** START Extracted information **
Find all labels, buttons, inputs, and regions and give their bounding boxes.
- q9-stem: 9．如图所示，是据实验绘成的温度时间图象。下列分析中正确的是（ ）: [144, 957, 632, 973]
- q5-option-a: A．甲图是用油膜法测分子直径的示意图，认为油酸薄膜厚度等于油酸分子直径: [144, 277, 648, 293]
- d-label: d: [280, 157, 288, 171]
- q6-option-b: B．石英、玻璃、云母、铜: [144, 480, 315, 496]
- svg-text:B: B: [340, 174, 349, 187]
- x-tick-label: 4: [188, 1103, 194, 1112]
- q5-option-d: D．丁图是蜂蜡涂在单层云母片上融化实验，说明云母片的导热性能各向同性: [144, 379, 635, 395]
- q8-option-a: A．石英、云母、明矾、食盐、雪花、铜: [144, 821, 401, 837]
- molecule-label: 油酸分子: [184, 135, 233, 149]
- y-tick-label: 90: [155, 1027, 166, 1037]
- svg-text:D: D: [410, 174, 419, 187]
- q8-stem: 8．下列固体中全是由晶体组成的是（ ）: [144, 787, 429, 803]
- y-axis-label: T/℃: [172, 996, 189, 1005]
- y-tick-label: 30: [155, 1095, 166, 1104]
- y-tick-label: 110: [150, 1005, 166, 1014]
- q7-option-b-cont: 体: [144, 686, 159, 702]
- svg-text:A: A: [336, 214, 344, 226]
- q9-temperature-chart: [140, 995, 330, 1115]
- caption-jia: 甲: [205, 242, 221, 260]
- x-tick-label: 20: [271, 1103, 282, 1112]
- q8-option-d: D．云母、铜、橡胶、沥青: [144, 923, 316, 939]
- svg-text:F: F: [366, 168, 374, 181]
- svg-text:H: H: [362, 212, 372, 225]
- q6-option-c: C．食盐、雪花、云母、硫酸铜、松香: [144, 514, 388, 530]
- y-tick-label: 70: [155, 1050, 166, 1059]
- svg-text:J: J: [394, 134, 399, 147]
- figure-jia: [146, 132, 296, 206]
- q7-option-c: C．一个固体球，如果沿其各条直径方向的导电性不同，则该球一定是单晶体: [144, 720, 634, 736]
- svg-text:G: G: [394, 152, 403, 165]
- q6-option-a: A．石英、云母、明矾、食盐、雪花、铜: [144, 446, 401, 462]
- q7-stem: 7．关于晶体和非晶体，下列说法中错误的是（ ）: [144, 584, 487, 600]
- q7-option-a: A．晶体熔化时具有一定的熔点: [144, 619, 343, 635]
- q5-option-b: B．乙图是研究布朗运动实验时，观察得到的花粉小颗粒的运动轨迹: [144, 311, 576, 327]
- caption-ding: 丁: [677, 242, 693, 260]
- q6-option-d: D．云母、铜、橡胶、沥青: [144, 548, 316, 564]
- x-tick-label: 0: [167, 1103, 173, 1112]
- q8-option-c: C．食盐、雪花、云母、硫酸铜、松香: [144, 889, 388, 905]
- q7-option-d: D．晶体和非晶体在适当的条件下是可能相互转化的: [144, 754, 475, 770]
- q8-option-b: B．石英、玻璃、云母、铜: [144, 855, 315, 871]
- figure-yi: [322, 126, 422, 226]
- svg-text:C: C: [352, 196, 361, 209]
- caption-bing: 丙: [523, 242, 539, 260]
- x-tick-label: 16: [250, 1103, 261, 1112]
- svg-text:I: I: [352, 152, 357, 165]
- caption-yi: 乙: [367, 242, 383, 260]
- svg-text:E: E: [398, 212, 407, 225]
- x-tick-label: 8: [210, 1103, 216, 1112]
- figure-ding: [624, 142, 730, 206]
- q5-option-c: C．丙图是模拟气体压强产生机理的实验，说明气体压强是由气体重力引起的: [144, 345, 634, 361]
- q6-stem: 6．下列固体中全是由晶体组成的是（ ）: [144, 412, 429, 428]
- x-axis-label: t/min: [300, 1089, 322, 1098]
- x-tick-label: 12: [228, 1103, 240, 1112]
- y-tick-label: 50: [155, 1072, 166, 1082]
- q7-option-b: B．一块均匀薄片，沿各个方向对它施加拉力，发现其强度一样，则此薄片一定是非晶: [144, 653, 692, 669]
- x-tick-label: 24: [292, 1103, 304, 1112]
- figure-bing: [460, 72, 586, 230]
** END Extracted information **
## Set exercise
Copy out the lines above, from the first one through the line containing "- q7-option-a: A．晶体熔化时具有一定的熔点: [144, 619, 343, 635]", reproducing each without any change.

## Written response
Find all labels, buttons, inputs, and regions and give their bounding boxes.
- q9-stem: 9．如图所示，是据实验绘成的温度时间图象。下列分析中正确的是（ ）: [144, 957, 632, 973]
- q5-option-a: A．甲图是用油膜法测分子直径的示意图，认为油酸薄膜厚度等于油酸分子直径: [144, 277, 648, 293]
- d-label: d: [280, 157, 288, 171]
- q6-option-b: B．石英、玻璃、云母、铜: [144, 480, 315, 496]
- svg-text:B: B: [340, 174, 349, 187]
- x-tick-label: 4: [188, 1103, 194, 1112]
- q5-option-d: D．丁图是蜂蜡涂在单层云母片上融化实验，说明云母片的导热性能各向同性: [144, 379, 635, 395]
- q8-option-a: A．石英、云母、明矾、食盐、雪花、铜: [144, 821, 401, 837]
- molecule-label: 油酸分子: [184, 135, 233, 149]
- y-tick-label: 90: [155, 1027, 166, 1037]
- svg-text:D: D: [410, 174, 419, 187]
- q8-stem: 8．下列固体中全是由晶体组成的是（ ）: [144, 787, 429, 803]
- y-axis-label: T/℃: [172, 996, 189, 1005]
- y-tick-label: 30: [155, 1095, 166, 1104]
- y-tick-label: 110: [150, 1005, 166, 1014]
- q7-option-b-cont: 体: [144, 686, 159, 702]
- svg-text:A: A: [336, 214, 344, 226]
- q9-temperature-chart: [140, 995, 330, 1115]
- caption-jia: 甲: [205, 242, 221, 260]
- x-tick-label: 20: [271, 1103, 282, 1112]
- q8-option-d: D．云母、铜、橡胶、沥青: [144, 923, 316, 939]
- svg-text:F: F: [366, 168, 374, 181]
- svg-text:H: H: [362, 212, 372, 225]
- q6-option-c: C．食盐、雪花、云母、硫酸铜、松香: [144, 514, 388, 530]
- y-tick-label: 70: [155, 1050, 166, 1059]
- svg-text:J: J: [394, 134, 399, 147]
- figure-jia: [146, 132, 296, 206]
- q7-option-c: C．一个固体球，如果沿其各条直径方向的导电性不同，则该球一定是单晶体: [144, 720, 634, 736]
- svg-text:G: G: [394, 152, 403, 165]
- q6-option-a: A．石英、云母、明矾、食盐、雪花、铜: [144, 446, 401, 462]
- q7-stem: 7．关于晶体和非晶体，下列说法中错误的是（ ）: [144, 584, 487, 600]
- q7-option-a: A．晶体熔化时具有一定的熔点: [144, 619, 343, 635]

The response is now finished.